== TASK DETAILS ==
Print every entry, word for word, and skip the images.

--- START OF INPUT RECORDS ---

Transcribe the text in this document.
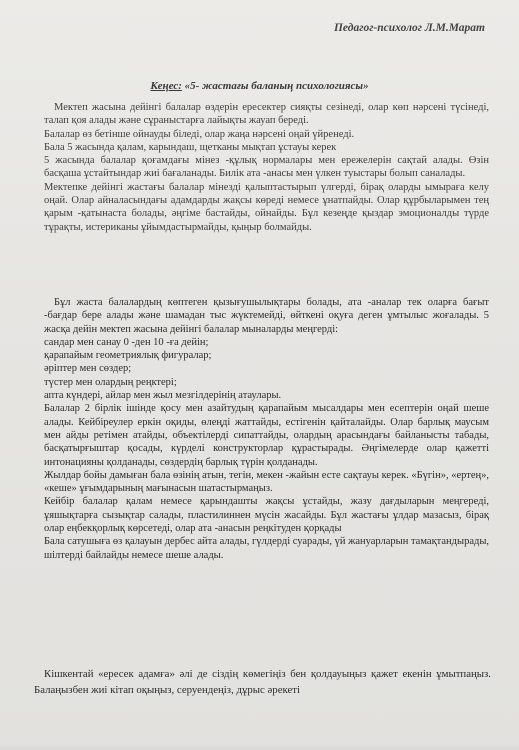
Педагог-психолог Л.М.Марат
Кеңес: «5- жастағы баланың психологиясы»

Мектеп жасына дейінгі балалар өздерін ересектер сияқты сезінеді, олар көп нәрсені түсінеді, талап қоя алады және сұраныстарға лайықты жауап береді.

Балалар өз бетінше ойнауды біледі, олар жаңа нәрсені оңай үйренеді.

Бала 5 жасында қалам, карындаш, щетканы мықтап ұстауы керек

5 жасында балалар қоғамдағы мінез -құлық нормалары мен ережелерін сақтай алады. Өзін басқаша ұстайтындар жиі бағаланады. Билік ата -анасы мен үлкен туыстары болып саналады.

Мектепке дейінгі жастағы балалар мінезді қалыптастырып үлгерді, бірақ оларды ымыраға келу оңай. Олар айналасындағы адамдарды жақсы көреді немесе ұнатпайды. Олар құрбыларымен тең қарым -қатынаста болады, әңгіме бастайды, ойнайды. Бұл кезеңде қыздар эмоционалды түрде тұрақты, истериканы ұйымдастырмайды, қыңыр болмайды.

Бұл жаста балалардың көптеген қызығушылықтары болады, ата -аналар тек оларға бағыт -бағдар бере алады және шамадан тыс жүктемейді, өйткені оқуға деген ұмтылыс жоғалады. 5 жасқа дейін мектеп жасына дейінгі балалар мыналарды меңгерді:

сандар мен санау 0 -ден 10 -ға дейін;

қарапайым геометриялық фигуралар;

әріптер мен сөздер;

түстер мен олардың реңктері;

апта күндері, айлар мен жыл мезгілдерінің атаулары.

Балалар 2 бірлік ішінде қосу мен азайтудың қарапайым мысалдары мен есептерін оңай шеше алады. Кейбіреулер еркін оқиды, өлеңді жаттайды, естігенін қайталайды. Олар барлық маусым мен айды ретімен атайды, объектілерді сипаттайды, олардың арасындағы байланысты табады, басқатырғыштар қосады, күрделі конструкторлар құрастырады. Әңгімелерде олар қажетті интонацияны қолданады, сөздердің барлық түрін қолданады.

Жылдар бойы дамыған бала өзінің атын, тегін, мекен -жайын есте сақтауы керек. «Бүгін», «ертең», «кеше» ұғымдарының мағынасын шатастырмаңыз.

Кейбір балалар қалам немесе қарындашты жақсы ұстайды, жазу дағдыларын меңгереді, ұяшықтарға сызықтар салады, пластилиннен мүсін жасайды. Бұл жастағы ұлдар мазасыз, бірақ олар еңбекқорлық көрсетеді, олар ата -анасын реңкітуден қорқады

Бала сатушыға өз қалауын дербес айта алады, гүлдерді суарады, үй жануарларын тамақтандырады, шілтерді байлайды немесе шеше алады.

Кішкентай «ересек адамға» әлі де сіздің көмегіңіз бен қолдауыңыз қажет екенін ұмытпаңыз. Балаңызбен жиі кітап оқыңыз, серуендеңіз, дұрыс әрекеті
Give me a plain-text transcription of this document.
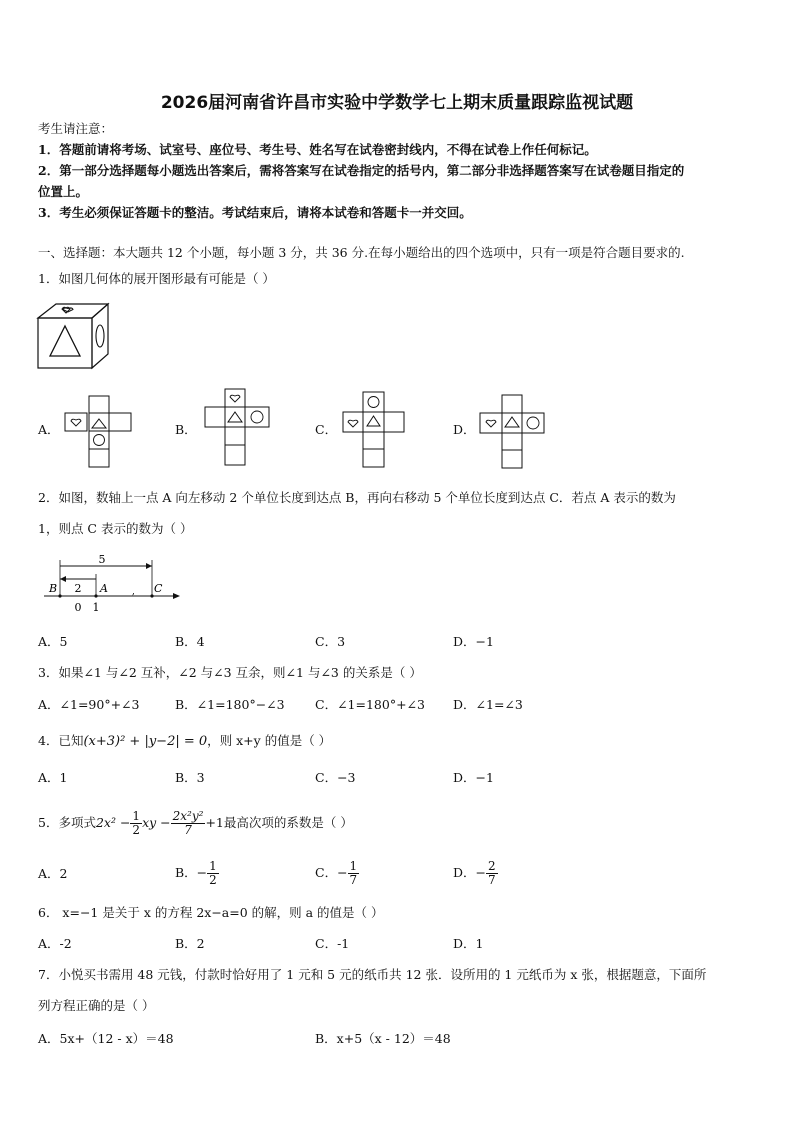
2026届河南省许昌市实验中学数学七上期末质量跟踪监视试题
考生请注意：
1．答题前请将考场、试室号、座位号、考生号、姓名写在试卷密封线内，不得在试卷上作任何标记。
2．第一部分选择题每小题选出答案后，需将答案写在试卷指定的括号内，第二部分非选择题答案写在试卷题目指定的
位置上。
3．考生必须保证答题卡的整洁。考试结束后，请将本试卷和答题卡一并交回。
一、选择题：本大题共 12 个小题，每小题 3 分，共 36 分.在每小题给出的四个选项中，只有一项是符合题目要求的.
1．如图几何体的展开图形最有可能是（ ）
A．	B．	C．	D．
2．如图，数轴上一点 A 向左移动 2 个单位长度到达点 B，再向右移动 5 个单位长度到达点 C．若点 A 表示的数为
1，则点 C 表示的数为（ ）
5
2	,
B	A	C
0 1
A．5	B．4	C．3	D．−1
3．如果∠1 与∠2 互补，∠2 与∠3 互余，则∠1 与∠3 的关系是（ ）
A．∠1=90°+∠3	B．∠1=180°−∠3 C．∠1=180°+∠3 D．∠1=∠3
4．已知(x+3)² + |y−2| = 0，则 x+y 的值是（ ）
A．1	B．3	C．−3	D．−1
5．多项式$2x^2 - \frac{1}{2}$ xy − $\frac{\text{2x²y²}}{7} +1$最高次项的系数是（ ）
A．2	B．− $\frac{1}{2}$	C．− $\frac{1}{7}$	D．− $\frac{2}{7}$
6． x=−1 是关于 x 的方程 2x−a=0 的解，则 a 的值是（ ）
A．-2	B．2	C．-1	D．1
7．小悦买书需用 48 元钱，付款时恰好用了 1 元和 5 元的纸币共 12 张．设所用的 1 元纸币为 x 张，根据题意，下面所
列方程正确的是（ ）
A．5x+（12 - x）＝48	B．x+5（x - 12）＝48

--- END OF INPUT RECORDS ---

== TASK ANSWER ==
Transcribe the text in this document.
Педагог-психолог Л.М.Марат
Кеңес: «5- жастағы баланың психологиясы»

Мектеп жасына дейінгі балалар өздерін ересектер сияқты сезінеді, олар көп нәрсені түсінеді, талап қоя алады және сұраныстарға лайықты жауап береді.

Балалар өз бетінше ойнауды біледі, олар жаңа нәрсені оңай үйренеді.

Бала 5 жасында қалам, карындаш, щетканы мықтап ұстауы керек

5 жасында балалар қоғамдағы мінез -құлық нормалары мен ережелерін сақтай алады. Өзін басқаша ұстайтындар жиі бағаланады. Билік ата -анасы мен үлкен туыстары болып саналады.

Мектепке дейінгі жастағы балалар мінезді қалыптастырып үлгерді, бірақ оларды ымыраға келу оңай. Олар айналасындағы адамдарды жақсы көреді немесе ұнатпайды. Олар құрбыларымен тең қарым -қатынаста болады, әңгіме бастайды, ойнайды. Бұл кезеңде қыздар эмоционалды түрде тұрақты, истериканы ұйымдастырмайды, қыңыр болмайды.

Бұл жаста балалардың көптеген қызығушылықтары болады, ата -аналар тек оларға бағыт -бағдар бере алады және шамадан тыс жүктемейді, өйткені оқуға деген ұмтылыс жоғалады. 5 жасқа дейін мектеп жасына дейінгі балалар мыналарды меңгерді:

сандар мен санау 0 -ден 10 -ға дейін;

қарапайым геометриялық фигуралар;

әріптер мен сөздер;

түстер мен олардың реңктері;

апта күндері, айлар мен жыл мезгілдерінің атаулары.

Балалар 2 бірлік ішінде қосу мен азайтудың қарапайым мысалдары мен есептерін оңай шеше алады. Кейбіреулер еркін оқиды, өлеңді жаттайды, естігенін қайталайды. Олар барлық маусым мен айды ретімен атайды, объектілерді сипаттайды, олардың арасындағы байланысты табады, басқатырғыштар қосады, күрделі конструкторлар құрастырады. Әңгімелерде олар қажетті интонацияны қолданады, сөздердің барлық түрін қолданады.

Жылдар бойы дамыған бала өзінің атын, тегін, мекен -жайын есте сақтауы керек. «Бүгін», «ертең», «кеше» ұғымдарының мағынасын шатастырмаңыз.

Кейбір балалар қалам немесе қарындашты жақсы ұстайды, жазу дағдыларын меңгереді, ұяшықтарға сызықтар салады, пластилиннен мүсін жасайды. Бұл жастағы ұлдар мазасыз, бірақ олар еңбекқорлық көрсетеді, олар ата -анасын реңкітуден қорқады

Бала сатушыға өз қалауын дербес айта алады, гүлдерді суарады, үй жануарларын тамақтандырады, шілтерді байлайды немесе шеше алады.

Кішкентай «ересек адамға» әлі де сіздің көмегіңіз бен қолдауыңыз қажет екенін ұмытпаңыз. Балаңызбен жиі кітап оқыңыз, серуендеңіз, дұрыс әрекеті
Give me a plain-text transcription of this document.
2026届河南省许昌市实验中学数学七上期末质量跟踪监视试题
考生请注意：
1．答题前请将考场、试室号、座位号、考生号、姓名写在试卷密封线内，不得在试卷上作任何标记。
2．第一部分选择题每小题选出答案后，需将答案写在试卷指定的括号内，第二部分非选择题答案写在试卷题目指定的
位置上。
3．考生必须保证答题卡的整洁。考试结束后，请将本试卷和答题卡一并交回。
一、选择题：本大题共 12 个小题，每小题 3 分，共 36 分.在每小题给出的四个选项中，只有一项是符合题目要求的.
1．如图几何体的展开图形最有可能是（ ）
A．	B．	C．	D．
2．如图，数轴上一点 A 向左移动 2 个单位长度到达点 B，再向右移动 5 个单位长度到达点 C．若点 A 表示的数为
1，则点 C 表示的数为（ ）
5
2	,
B	A	C
0 1
A．5	B．4	C．3	D．−1
3．如果∠1 与∠2 互补，∠2 与∠3 互余，则∠1 与∠3 的关系是（ ）
A．∠1=90°+∠3	B．∠1=180°−∠3 C．∠1=180°+∠3 D．∠1=∠3
4．已知(x+3)² + |y−2| = 0，则 x+y 的值是（ ）
A．1	B．3	C．−3	D．−1
5．多项式$2x^2 - \frac{1}{2}$ xy − $\frac{\text{2x²y²}}{7} +1$最高次项的系数是（ ）
A．2	B．− $\frac{1}{2}$	C．− $\frac{1}{7}$	D．− $\frac{2}{7}$
6． x=−1 是关于 x 的方程 2x−a=0 的解，则 a 的值是（ ）
A．-2	B．2	C．-1	D．1
7．小悦买书需用 48 元钱，付款时恰好用了 1 元和 5 元的纸币共 12 张．设所用的 1 元纸币为 x 张，根据题意，下面所
列方程正确的是（ ）
A．5x+（12 - x）＝48	B．x+5（x - 12）＝48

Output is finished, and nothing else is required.